## WHAT YOU ARE ASKED TO DO
Write every line out verbatim and omit the pictures.
== GIVEN ENTRIES
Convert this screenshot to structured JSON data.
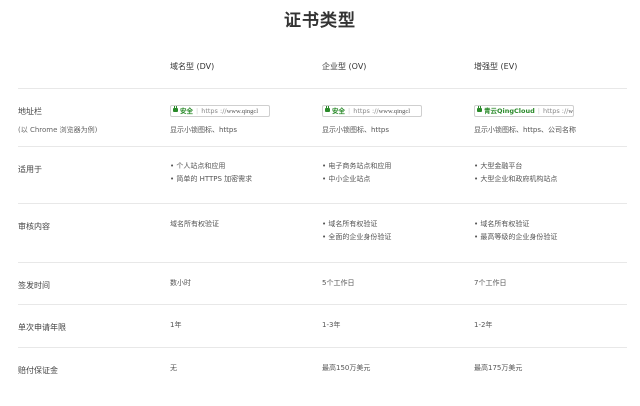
{
  "title": "证书类型",
  "columns": [
    "域名型 (DV)",
    "企业型 (OV)",
    "增强型 (EV)"
  ],
  "address_row": {
    "label": "地址栏",
    "sublabel": "(以 Chrome 浏览器为例)",
    "bars": [
      {
        "badge": "安全",
        "url_prefix": "https ://",
        "url": "www.qingcl"
      },
      {
        "badge": "安全",
        "url_prefix": "https ://",
        "url": "www.qingcl"
      },
      {
        "badge": "青云QingCloud",
        "url_prefix": "https ://",
        "url": "w"
      }
    ],
    "captions": [
      "显示小锁图标、https",
      "显示小锁图标、https",
      "显示小锁图标、https、公司名称"
    ]
  },
  "rows": [
    {
      "label": "适用于",
      "cells": [
        [
          "• 个人站点和应用",
          "• 简单的 HTTPS 加密需求"
        ],
        [
          "• 电子商务站点和应用",
          "• 中小企业站点"
        ],
        [
          "• 大型金融平台",
          "• 大型企业和政府机构站点"
        ]
      ]
    },
    {
      "label": "审核内容",
      "cells": [
        [
          "域名所有权验证"
        ],
        [
          "• 域名所有权验证",
          "• 全面的企业身份验证"
        ],
        [
          "• 域名所有权验证",
          "• 最高等级的企业身份验证"
        ]
      ]
    },
    {
      "label": "签发时间",
      "cells": [
        [
          "数小时"
        ],
        [
          "5个工作日"
        ],
        [
          "7个工作日"
        ]
      ]
    },
    {
      "label": "单次申请年限",
      "cells": [
        [
          "1年"
        ],
        [
          "1-3年"
        ],
        [
          "1-2年"
        ]
      ]
    },
    {
      "label": "赔付保证金",
      "cells": [
        [
          "无"
        ],
        [
          "最高150万美元"
        ],
        [
          "最高175万美元"
        ]
      ]
    }
  ],
  "colors": {
    "secure_green": "#2a8a2a",
    "divider": "#e8e8e8"
  }
}
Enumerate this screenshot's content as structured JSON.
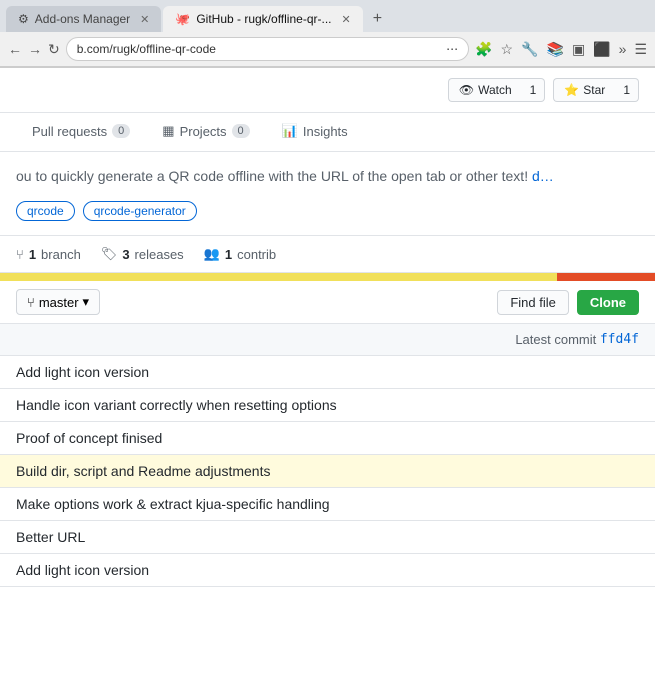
{
  "browser": {
    "tabs": [
      {
        "id": "tab-addons",
        "label": "Add-ons Manager",
        "favicon": "⚙",
        "active": false
      },
      {
        "id": "tab-github",
        "label": "GitHub - rugk/offline-qr-...",
        "favicon": "🐙",
        "active": true
      }
    ],
    "url": "b.com/rugk/offline-qr-code",
    "new_tab_label": "+"
  },
  "repo": {
    "watch_label": "Watch",
    "watch_count": "1",
    "star_label": "Star",
    "star_count": "1",
    "nav_items": [
      {
        "id": "pull-requests",
        "label": "Pull requests",
        "badge": "0",
        "active": false
      },
      {
        "id": "projects",
        "label": "Projects",
        "badge": "0",
        "active": false
      },
      {
        "id": "insights",
        "label": "Insights",
        "badge": "",
        "active": false
      }
    ],
    "description": "ou to quickly generate a QR code offline with the URL of the open tab or other text!",
    "read_more": "d…",
    "tags": [
      "qrcode",
      "qrcode-generator"
    ],
    "stats": {
      "branch_count": "1",
      "branch_label": "branch",
      "releases_count": "3",
      "releases_label": "releases",
      "contributors_count": "1",
      "contributors_label": "contrib"
    },
    "code_toolbar": {
      "branch_label": "master",
      "find_file_label": "Find file",
      "clone_label": "Clone"
    },
    "commit_info": {
      "label": "Latest commit",
      "hash": "ffd4f"
    },
    "files": [
      {
        "name": "Add light icon version",
        "commit": "",
        "highlighted": false
      },
      {
        "name": "Handle icon variant correctly when resetting options",
        "commit": "",
        "highlighted": false
      },
      {
        "name": "Proof of concept finised",
        "commit": "",
        "highlighted": false
      },
      {
        "name": "Build dir, script and Readme adjustments",
        "commit": "",
        "highlighted": true
      },
      {
        "name": "Make options work & extract kjua-specific handling",
        "commit": "",
        "highlighted": false
      },
      {
        "name": "Better URL",
        "commit": "",
        "highlighted": false
      },
      {
        "name": "Add light icon version",
        "commit": "",
        "highlighted": false
      }
    ]
  }
}
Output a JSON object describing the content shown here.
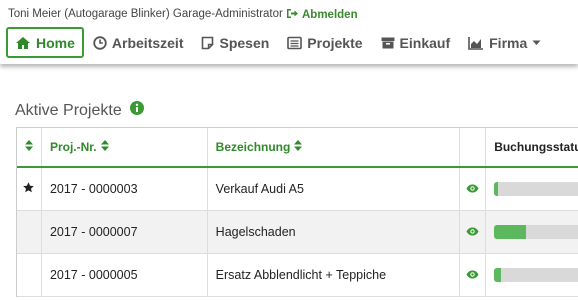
{
  "header": {
    "user": "Toni Meier (Autogarage Blinker) Garage-Administrator",
    "logout_label": "Abmelden"
  },
  "nav": {
    "items": [
      {
        "label": "Home",
        "icon": "home-icon"
      },
      {
        "label": "Arbeitszeit",
        "icon": "clock-icon"
      },
      {
        "label": "Spesen",
        "icon": "note-icon"
      },
      {
        "label": "Projekte",
        "icon": "list-icon"
      },
      {
        "label": "Einkauf",
        "icon": "archive-icon"
      },
      {
        "label": "Firma",
        "icon": "chart-icon"
      }
    ]
  },
  "section": {
    "title": "Aktive Projekte"
  },
  "table": {
    "columns": [
      "Proj.-Nr.",
      "Bezeichnung",
      "Buchungsstatus"
    ],
    "rows": [
      {
        "starred": true,
        "number": "2017 - 0000003",
        "name": "Verkauf Audi A5",
        "booking_status": 0.04
      },
      {
        "starred": false,
        "number": "2017 - 0000007",
        "name": "Hagelschaden",
        "booking_status": 0.33
      },
      {
        "starred": false,
        "number": "2017 - 0000005",
        "name": "Ersatz Abblendlicht + Teppiche",
        "booking_status": 0.07
      }
    ]
  },
  "colors": {
    "accent": "#3a9a33",
    "bar_fill": "#5cb85c",
    "bar_track": "#d9d9d9"
  }
}
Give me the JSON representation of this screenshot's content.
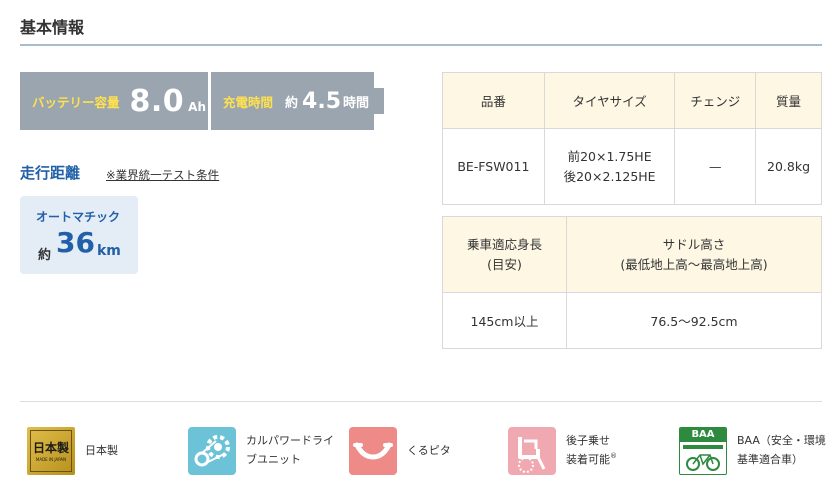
====
## TASK RESULT
Convert this screenshot to structured JSON data.
{
  "title": "证书类型",
  "columns": [
    "域名型 (DV)",
    "企业型 (OV)",
    "增强型 (EV)"
  ],
  "address_row": {
    "label": "地址栏",
    "sublabel": "(以 Chrome 浏览器为例)",
    "bars": [
      {
        "badge": "安全",
        "url_prefix": "https ://",
        "url": "www.qingcl"
      },
      {
        "badge": "安全",
        "url_prefix": "https ://",
        "url": "www.qingcl"
      },
      {
        "badge": "青云QingCloud",
        "url_prefix": "https ://",
        "url": "w"
      }
    ],
    "captions": [
      "显示小锁图标、https",
      "显示小锁图标、https",
      "显示小锁图标、https、公司名称"
    ]
  },
  "rows": [
    {
      "label": "适用于",
      "cells": [
        [
          "• 个人站点和应用",
          "• 简单的 HTTPS 加密需求"
        ],
        [
          "• 电子商务站点和应用",
          "• 中小企业站点"
        ],
        [
          "• 大型金融平台",
          "• 大型企业和政府机构站点"
        ]
      ]
    },
    {
      "label": "审核内容",
      "cells": [
        [
          "域名所有权验证"
        ],
        [
          "• 域名所有权验证",
          "• 全面的企业身份验证"
        ],
        [
          "• 域名所有权验证",
          "• 最高等级的企业身份验证"
        ]
      ]
    },
    {
      "label": "签发时间",
      "cells": [
        [
          "数小时"
        ],
        [
          "5个工作日"
        ],
        [
          "7个工作日"
        ]
      ]
    },
    {
      "label": "单次申请年限",
      "cells": [
        [
          "1年"
        ],
        [
          "1-3年"
        ],
        [
          "1-2年"
        ]
      ]
    },
    {
      "label": "赔付保证金",
      "cells": [
        [
          "无"
        ],
        [
          "最高150万美元"
        ],
        [
          "最高175万美元"
        ]
      ]
    }
  ],
  "colors": {
    "secure_green": "#2a8a2a",
    "divider": "#e8e8e8"
  }
}
Enumerate this screenshot's content as structured JSON.
{
  "browser": {
    "tabs": [
      {
        "id": "tab-addons",
        "label": "Add-ons Manager",
        "favicon": "⚙",
        "active": false
      },
      {
        "id": "tab-github",
        "label": "GitHub - rugk/offline-qr-...",
        "favicon": "🐙",
        "active": true
      }
    ],
    "url": "b.com/rugk/offline-qr-code",
    "new_tab_label": "+"
  },
  "repo": {
    "watch_label": "Watch",
    "watch_count": "1",
    "star_label": "Star",
    "star_count": "1",
    "nav_items": [
      {
        "id": "pull-requests",
        "label": "Pull requests",
        "badge": "0",
        "active": false
      },
      {
        "id": "projects",
        "label": "Projects",
        "badge": "0",
        "active": false
      },
      {
        "id": "insights",
        "label": "Insights",
        "badge": "",
        "active": false
      }
    ],
    "description": "ou to quickly generate a QR code offline with the URL of the open tab or other text!",
    "read_more": "d…",
    "tags": [
      "qrcode",
      "qrcode-generator"
    ],
    "stats": {
      "branch_count": "1",
      "branch_label": "branch",
      "releases_count": "3",
      "releases_label": "releases",
      "contributors_count": "1",
      "contributors_label": "contrib"
    },
    "code_toolbar": {
      "branch_label": "master",
      "find_file_label": "Find file",
      "clone_label": "Clone"
    },
    "commit_info": {
      "label": "Latest commit",
      "hash": "ffd4f"
    },
    "files": [
      {
        "name": "Add light icon version",
        "commit": "",
        "highlighted": false
      },
      {
        "name": "Handle icon variant correctly when resetting options",
        "commit": "",
        "highlighted": false
      },
      {
        "name": "Proof of concept finised",
        "commit": "",
        "highlighted": false
      },
      {
        "name": "Build dir, script and Readme adjustments",
        "commit": "",
        "highlighted": true
      },
      {
        "name": "Make options work & extract kjua-specific handling",
        "commit": "",
        "highlighted": false
      },
      {
        "name": "Better URL",
        "commit": "",
        "highlighted": false
      },
      {
        "name": "Add light icon version",
        "commit": "",
        "highlighted": false
      }
    ]
  }
}
Output a JSON object describing the content shown here.
{
  "header": {
    "user": "Toni Meier (Autogarage Blinker) Garage-Administrator",
    "logout_label": "Abmelden"
  },
  "nav": {
    "items": [
      {
        "label": "Home",
        "icon": "home-icon"
      },
      {
        "label": "Arbeitszeit",
        "icon": "clock-icon"
      },
      {
        "label": "Spesen",
        "icon": "note-icon"
      },
      {
        "label": "Projekte",
        "icon": "list-icon"
      },
      {
        "label": "Einkauf",
        "icon": "archive-icon"
      },
      {
        "label": "Firma",
        "icon": "chart-icon"
      }
    ]
  },
  "section": {
    "title": "Aktive Projekte"
  },
  "table": {
    "columns": [
      "Proj.-Nr.",
      "Bezeichnung",
      "Buchungsstatus"
    ],
    "rows": [
      {
        "starred": true,
        "number": "2017 - 0000003",
        "name": "Verkauf Audi A5",
        "booking_status": 0.04
      },
      {
        "starred": false,
        "number": "2017 - 0000007",
        "name": "Hagelschaden",
        "booking_status": 0.33
      },
      {
        "starred": false,
        "number": "2017 - 0000005",
        "name": "Ersatz Abblendlicht + Teppiche",
        "booking_status": 0.07
      }
    ]
  },
  "colors": {
    "accent": "#3a9a33",
    "bar_fill": "#5cb85c",
    "bar_track": "#d9d9d9"
  }
}
Give me the JSON representation of this screenshot's content.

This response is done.